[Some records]
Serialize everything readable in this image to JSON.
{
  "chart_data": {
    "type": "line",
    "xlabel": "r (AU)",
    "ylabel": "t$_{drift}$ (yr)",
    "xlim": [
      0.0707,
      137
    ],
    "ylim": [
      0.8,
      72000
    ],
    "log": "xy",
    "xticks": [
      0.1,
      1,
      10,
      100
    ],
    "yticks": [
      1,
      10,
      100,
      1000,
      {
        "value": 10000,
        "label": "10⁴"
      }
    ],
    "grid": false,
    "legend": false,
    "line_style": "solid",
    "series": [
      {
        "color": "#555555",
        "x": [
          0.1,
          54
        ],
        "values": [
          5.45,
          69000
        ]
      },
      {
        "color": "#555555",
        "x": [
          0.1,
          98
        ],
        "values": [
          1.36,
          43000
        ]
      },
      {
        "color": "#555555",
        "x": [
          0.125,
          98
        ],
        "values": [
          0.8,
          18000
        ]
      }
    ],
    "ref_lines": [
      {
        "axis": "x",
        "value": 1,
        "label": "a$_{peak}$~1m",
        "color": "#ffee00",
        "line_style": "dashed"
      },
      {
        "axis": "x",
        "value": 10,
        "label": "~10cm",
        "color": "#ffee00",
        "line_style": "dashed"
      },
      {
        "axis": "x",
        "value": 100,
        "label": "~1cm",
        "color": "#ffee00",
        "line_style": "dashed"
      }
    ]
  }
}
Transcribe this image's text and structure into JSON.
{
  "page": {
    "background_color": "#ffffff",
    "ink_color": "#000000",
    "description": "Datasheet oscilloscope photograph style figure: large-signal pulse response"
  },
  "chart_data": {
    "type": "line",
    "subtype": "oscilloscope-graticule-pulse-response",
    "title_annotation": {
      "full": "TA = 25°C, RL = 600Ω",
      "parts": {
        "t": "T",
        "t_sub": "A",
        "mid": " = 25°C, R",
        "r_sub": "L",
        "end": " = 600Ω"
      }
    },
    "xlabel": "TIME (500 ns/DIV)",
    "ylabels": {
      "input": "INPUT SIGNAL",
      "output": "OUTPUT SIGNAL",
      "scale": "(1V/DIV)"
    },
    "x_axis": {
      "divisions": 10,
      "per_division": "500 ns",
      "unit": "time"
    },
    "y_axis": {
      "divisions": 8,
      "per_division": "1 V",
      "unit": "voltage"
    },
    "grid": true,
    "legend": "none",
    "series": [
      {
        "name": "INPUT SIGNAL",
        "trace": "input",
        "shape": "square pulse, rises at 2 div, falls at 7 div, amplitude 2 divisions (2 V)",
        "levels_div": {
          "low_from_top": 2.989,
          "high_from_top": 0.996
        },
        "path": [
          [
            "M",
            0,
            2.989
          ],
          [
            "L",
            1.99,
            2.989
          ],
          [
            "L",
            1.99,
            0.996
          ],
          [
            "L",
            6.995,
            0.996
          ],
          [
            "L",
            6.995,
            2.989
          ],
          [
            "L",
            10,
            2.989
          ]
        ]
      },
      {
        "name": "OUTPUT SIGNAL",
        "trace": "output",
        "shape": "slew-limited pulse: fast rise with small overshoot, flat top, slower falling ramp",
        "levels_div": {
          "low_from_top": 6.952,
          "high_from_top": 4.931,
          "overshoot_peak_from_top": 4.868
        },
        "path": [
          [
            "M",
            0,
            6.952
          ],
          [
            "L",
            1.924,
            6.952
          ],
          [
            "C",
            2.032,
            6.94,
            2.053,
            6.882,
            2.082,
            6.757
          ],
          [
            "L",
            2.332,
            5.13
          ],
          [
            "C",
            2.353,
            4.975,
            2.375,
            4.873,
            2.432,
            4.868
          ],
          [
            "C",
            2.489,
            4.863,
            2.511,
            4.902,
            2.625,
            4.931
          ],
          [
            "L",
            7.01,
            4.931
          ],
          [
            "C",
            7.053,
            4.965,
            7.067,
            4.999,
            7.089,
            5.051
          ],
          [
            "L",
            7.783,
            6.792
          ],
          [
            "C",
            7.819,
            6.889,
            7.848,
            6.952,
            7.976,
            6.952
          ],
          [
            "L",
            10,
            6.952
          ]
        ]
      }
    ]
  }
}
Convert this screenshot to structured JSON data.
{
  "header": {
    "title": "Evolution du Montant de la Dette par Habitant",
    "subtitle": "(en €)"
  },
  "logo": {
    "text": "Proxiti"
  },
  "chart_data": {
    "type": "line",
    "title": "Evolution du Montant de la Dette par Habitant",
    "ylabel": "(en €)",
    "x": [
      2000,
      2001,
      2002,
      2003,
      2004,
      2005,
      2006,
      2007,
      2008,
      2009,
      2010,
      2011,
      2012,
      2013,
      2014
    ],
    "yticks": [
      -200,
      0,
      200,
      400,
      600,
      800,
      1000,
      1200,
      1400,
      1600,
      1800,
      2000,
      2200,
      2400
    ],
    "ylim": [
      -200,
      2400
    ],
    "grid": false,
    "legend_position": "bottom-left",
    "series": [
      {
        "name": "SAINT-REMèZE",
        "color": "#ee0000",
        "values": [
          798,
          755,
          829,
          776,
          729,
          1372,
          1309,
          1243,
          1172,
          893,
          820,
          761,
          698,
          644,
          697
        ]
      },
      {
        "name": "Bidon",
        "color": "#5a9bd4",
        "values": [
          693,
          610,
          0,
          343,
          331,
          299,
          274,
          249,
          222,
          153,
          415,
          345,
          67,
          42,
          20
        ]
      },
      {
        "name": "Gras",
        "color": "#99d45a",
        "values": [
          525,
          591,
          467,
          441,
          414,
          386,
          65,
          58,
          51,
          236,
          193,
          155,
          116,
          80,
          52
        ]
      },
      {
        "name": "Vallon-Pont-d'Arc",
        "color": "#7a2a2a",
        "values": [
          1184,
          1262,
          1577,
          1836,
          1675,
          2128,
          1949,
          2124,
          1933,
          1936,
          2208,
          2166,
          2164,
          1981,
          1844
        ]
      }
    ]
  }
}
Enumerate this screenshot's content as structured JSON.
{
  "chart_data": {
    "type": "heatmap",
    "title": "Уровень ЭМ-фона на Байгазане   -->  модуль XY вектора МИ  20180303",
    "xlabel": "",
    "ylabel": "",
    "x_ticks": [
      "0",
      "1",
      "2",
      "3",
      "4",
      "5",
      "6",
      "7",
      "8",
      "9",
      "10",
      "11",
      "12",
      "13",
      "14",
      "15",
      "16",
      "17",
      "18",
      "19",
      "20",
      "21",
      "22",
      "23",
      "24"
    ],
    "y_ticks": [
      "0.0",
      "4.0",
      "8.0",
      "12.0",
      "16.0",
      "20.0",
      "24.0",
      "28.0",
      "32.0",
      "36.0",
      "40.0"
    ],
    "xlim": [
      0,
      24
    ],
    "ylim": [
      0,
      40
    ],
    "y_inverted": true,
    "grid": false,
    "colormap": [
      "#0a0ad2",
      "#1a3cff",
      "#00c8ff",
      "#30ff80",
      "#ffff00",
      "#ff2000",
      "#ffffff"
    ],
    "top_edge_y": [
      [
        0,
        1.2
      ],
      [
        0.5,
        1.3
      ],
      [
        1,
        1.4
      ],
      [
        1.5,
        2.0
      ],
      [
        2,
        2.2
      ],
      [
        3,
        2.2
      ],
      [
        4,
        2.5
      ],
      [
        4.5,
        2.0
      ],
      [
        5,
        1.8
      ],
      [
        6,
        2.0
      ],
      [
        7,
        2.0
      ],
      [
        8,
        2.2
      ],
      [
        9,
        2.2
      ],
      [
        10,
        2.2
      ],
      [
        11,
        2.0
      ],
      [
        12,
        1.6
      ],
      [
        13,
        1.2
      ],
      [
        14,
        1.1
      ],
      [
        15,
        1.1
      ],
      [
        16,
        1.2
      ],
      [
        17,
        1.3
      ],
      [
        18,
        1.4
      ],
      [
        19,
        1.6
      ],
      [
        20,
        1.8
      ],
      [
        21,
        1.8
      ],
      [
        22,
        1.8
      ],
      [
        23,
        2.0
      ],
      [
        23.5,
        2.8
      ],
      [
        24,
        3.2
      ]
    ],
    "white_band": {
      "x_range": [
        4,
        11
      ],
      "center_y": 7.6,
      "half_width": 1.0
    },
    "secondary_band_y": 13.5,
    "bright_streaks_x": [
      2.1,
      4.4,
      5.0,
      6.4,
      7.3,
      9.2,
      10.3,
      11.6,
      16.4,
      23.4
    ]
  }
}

:: TASK REQUIREMENTS ::
In the records above, how many lines hold the string "JSON"? Reply with only the number.

:: THE SOLUTION ::
4